#### EXERCISE DESCRIPTION:
Quote, without change, all of the lines that follow.

Items from a dataset
########
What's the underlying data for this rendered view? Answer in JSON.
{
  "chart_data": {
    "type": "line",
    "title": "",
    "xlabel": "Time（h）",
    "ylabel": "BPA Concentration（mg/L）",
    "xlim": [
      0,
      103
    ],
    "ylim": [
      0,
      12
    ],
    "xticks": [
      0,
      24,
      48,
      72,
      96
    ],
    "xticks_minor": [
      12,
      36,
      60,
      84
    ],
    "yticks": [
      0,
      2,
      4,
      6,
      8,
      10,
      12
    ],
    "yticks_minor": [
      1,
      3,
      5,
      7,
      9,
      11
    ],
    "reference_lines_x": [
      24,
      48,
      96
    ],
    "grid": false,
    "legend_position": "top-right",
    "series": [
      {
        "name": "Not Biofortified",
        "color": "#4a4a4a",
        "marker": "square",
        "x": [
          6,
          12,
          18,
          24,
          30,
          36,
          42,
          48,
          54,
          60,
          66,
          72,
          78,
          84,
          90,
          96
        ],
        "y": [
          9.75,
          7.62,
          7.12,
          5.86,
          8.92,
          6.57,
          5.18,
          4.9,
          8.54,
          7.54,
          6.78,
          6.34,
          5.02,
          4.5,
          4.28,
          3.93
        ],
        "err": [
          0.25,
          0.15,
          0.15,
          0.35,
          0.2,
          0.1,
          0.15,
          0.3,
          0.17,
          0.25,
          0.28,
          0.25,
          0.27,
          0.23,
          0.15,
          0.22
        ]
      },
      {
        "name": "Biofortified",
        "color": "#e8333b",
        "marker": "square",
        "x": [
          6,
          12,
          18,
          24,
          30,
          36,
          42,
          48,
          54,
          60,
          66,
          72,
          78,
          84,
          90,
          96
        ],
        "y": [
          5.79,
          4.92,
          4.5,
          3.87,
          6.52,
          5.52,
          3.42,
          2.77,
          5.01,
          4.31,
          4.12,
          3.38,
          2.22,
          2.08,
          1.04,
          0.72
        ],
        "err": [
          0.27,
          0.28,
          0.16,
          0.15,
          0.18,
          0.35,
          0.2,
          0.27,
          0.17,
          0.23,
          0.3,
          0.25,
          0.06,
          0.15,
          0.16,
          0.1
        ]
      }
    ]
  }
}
########
#### RESULT OF THE EXERCISE:
What's the underlying data for this rendered view? Answer in JSON.
{
  "chart_data": {
    "type": "line",
    "title": "",
    "xlabel": "Time（h）",
    "ylabel": "BPA Concentration（mg/L）",
    "xlim": [
      0,
      103
    ],
    "ylim": [
      0,
      12
    ],
    "xticks": [
      0,
      24,
      48,
      72,
      96
    ],
    "xticks_minor": [
      12,
      36,
      60,
      84
    ],
    "yticks": [
      0,
      2,
      4,
      6,
      8,
      10,
      12
    ],
    "yticks_minor": [
      1,
      3,
      5,
      7,
      9,
      11
    ],
    "reference_lines_x": [
      24,
      48,
      96
    ],
    "grid": false,
    "legend_position": "top-right",
    "series": [
      {
        "name": "Not Biofortified",
        "color": "#4a4a4a",
        "marker": "square",
        "x": [
          6,
          12,
          18,
          24,
          30,
          36,
          42,
          48,
          54,
          60,
          66,
          72,
          78,
          84,
          90,
          96
        ],
        "y": [
          9.75,
          7.62,
          7.12,
          5.86,
          8.92,
          6.57,
          5.18,
          4.9,
          8.54,
          7.54,
          6.78,
          6.34,
          5.02,
          4.5,
          4.28,
          3.93
        ],
        "err": [
          0.25,
          0.15,
          0.15,
          0.35,
          0.2,
          0.1,
          0.15,
          0.3,
          0.17,
          0.25,
          0.28,
          0.25,
          0.27,
          0.23,
          0.15,
          0.22
        ]
      },
      {
        "name": "Biofortified",
        "color": "#e8333b",
        "marker": "square",
        "x": [
          6,
          12,
          18,
          24,
          30,
          36,
          42,
          48,
          54,
          60,
          66,
          72,
          78,
          84,
          90,
          96
        ],
        "y": [
          5.79,
          4.92,
          4.5,
          3.87,
          6.52,
          5.52,
          3.42,
          2.77,
          5.01,
          4.31,
          4.12,
          3.38,
          2.22,
          2.08,
          1.04,
          0.72
        ],
        "err": [
          0.27,
          0.28,
          0.16,
          0.15,
          0.18,
          0.35,
          0.2,
          0.27,
          0.17,
          0.23,
          0.3,
          0.25,
          0.06,
          0.15,
          0.16,
          0.1
        ]
      }
    ]
  }
}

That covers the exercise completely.